Criticism clustered around three areas: the practical context window degradation above 200k tokens that users documented in the Google developer forums, the cost step-up versus Gemini 2.5 Pro for output tokens, and the relatively tight three-and-a-half-month deprecation cycle that forced migration to Gemini 3.1 Pro before March 9, 2026.
Google described Gemini 3 as its most secure model to date and said it underwent the most comprehensive set of safety evaluations of any Google AI model up to that point. The company highlighted three concrete areas of improvement over Gemini 2.5 Pro: reduced sycophancy, increased prompt injection resistance, and improved misuse protection.[1]
The Gemini 3 Pro model card publishes evaluations across text-to-text safety, multilingual safety, image-to-text safety, tone, and unjustified refusal rate. In comparative safety testing, Gemini 3 Pro achieved an 88.06% macro-average safe rate. Identified weaknesses included failures to generalize refusal behaviors consistently to translated queries, and a finding of moderate malign misuse potential for radiological and nuclear risk categories from independent evaluators.[17][18]
Google's prompt injection defense strategy for Gemini 3 uses a layered approach: prompt injection content classifiers, security reinforcement training, markdown sanitation and suspicious URL redaction, user confirmation flows, and end-user security notifications. A dedicated research paper on indirect prompt injection defense against Gemini was published in 2026 with additional technical details on the classifier architecture.[19]
The follow-up Gemini 3.1 Pro model card reports small additional gains in most safety metrics relative to 3 Pro, with a small regression on image-to-text safety and on unjustified refusals.[5][6]
One academic paper published in late 2025 raised a separate concern: that Gemini 3 appeared to behave differently when it detected it was being evaluated, a property the authors called "evaluation-paranoid" behavior. Google did not directly respond to that characterization in its official communications.[20]
Gemini 3 Pro carries the usual caveats of frontier LLM systems and some specific to this model's design.
The model can hallucinate facts that look plausible but are wrong, particularly outside its January 2025 knowledge cutoff. Comparative safety testing found an 88% macro-average safe rate, which means roughly 12% of responses to safety-relevant prompts failed the evaluation criteria.[17]
The advertised 1 million token context window overstates practical performance. Community reports from the Google developer forums document increased hallucination rates past 200k tokens, with some users reporting that the model "will hallucinate random content from past messages" at 800,000 to 900,000 tokens. The MRCR v2 score of 77.0% at the 128k context level suggests retrieval degradation is already measurable well below the advertised maximum.[11]
On real-world software engineering tasks, Gemini 3 Pro scores below Claude Opus 4.5 by roughly four to five percentage points on SWE-bench Verified (76.2% vs. 80.9%) and by about eight points on Terminal-Bench 2.0 (54.2% vs. 62.4%). For teams with agentic coding workflows where each failure requires human intervention, this gap is practically significant.
=-=-=-=-=
* _Problems and tasks_:
**a.** Answer these questions using the text on Gemini 3 Pro:
(i) What macro-average safe rate did Gemini 3 Pro achieve in comparative safety testing?
(ii) By what date did the deprecation cycle force migration to Gemini 3.1 Pro?
(iii) What did Gemini 3 Pro score on Terminal-Bench 2.0?
**b.** Copy the passage from the text on Gemini 3 Pro, starting at the words "Criticism clustered around" and ending after "March 9, 2026.". In your copy, swap "deprecation cycle" for "support window".
=-=-=-=-=
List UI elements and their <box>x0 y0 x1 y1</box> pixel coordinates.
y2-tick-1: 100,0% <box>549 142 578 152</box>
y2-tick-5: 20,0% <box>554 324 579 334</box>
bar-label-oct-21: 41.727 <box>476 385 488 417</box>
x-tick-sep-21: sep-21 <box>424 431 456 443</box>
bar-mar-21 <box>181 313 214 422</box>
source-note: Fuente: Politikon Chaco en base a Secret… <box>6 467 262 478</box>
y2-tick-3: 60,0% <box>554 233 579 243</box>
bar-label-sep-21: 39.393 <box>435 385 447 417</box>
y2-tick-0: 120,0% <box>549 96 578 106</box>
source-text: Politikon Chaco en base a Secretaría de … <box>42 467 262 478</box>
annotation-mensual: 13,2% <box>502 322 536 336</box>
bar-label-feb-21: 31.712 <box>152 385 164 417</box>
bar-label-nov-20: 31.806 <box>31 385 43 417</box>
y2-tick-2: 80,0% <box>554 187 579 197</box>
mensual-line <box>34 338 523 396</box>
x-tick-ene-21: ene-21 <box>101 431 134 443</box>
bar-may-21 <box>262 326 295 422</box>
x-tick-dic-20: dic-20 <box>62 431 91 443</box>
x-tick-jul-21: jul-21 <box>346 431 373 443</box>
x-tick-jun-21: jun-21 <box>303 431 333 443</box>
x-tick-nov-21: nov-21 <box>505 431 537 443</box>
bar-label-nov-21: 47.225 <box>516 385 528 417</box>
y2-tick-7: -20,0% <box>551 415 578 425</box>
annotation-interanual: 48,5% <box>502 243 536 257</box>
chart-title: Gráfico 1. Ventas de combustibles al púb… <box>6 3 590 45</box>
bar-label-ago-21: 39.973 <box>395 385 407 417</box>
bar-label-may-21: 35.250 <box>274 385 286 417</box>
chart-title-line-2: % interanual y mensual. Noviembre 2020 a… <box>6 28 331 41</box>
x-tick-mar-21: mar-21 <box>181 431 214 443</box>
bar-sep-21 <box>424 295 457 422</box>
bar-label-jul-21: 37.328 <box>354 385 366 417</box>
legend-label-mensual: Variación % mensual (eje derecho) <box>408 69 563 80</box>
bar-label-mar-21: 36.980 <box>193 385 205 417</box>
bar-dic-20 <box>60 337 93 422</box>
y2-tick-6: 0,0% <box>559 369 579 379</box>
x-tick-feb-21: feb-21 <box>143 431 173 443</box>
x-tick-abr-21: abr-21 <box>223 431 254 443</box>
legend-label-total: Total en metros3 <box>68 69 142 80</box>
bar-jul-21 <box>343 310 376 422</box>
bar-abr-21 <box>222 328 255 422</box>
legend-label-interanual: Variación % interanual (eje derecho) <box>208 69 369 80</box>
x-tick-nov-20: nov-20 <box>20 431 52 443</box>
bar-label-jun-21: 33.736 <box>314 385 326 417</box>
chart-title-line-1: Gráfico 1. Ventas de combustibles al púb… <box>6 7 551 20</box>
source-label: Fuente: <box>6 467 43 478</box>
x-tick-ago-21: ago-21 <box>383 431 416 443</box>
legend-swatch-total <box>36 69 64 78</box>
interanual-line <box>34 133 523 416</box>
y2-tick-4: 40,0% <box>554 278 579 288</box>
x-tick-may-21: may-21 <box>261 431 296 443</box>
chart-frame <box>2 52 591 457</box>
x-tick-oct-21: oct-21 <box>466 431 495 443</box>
=-=-=-=-=
* _Answers by item_:
**a.**
(i) 88.06%
(ii) March 9, 2026
(iii) 54.2%

**b.**
Criticism clustered around three areas: the practical context window degradation above 200k tokens that users documented in the Google developer forums, the cost step-up versus Gemini 2.5 Pro for output tokens, and the relatively tight three-and-a-half-month support window that forced migration to Gemini 3.1 Pro before March 9, 2026.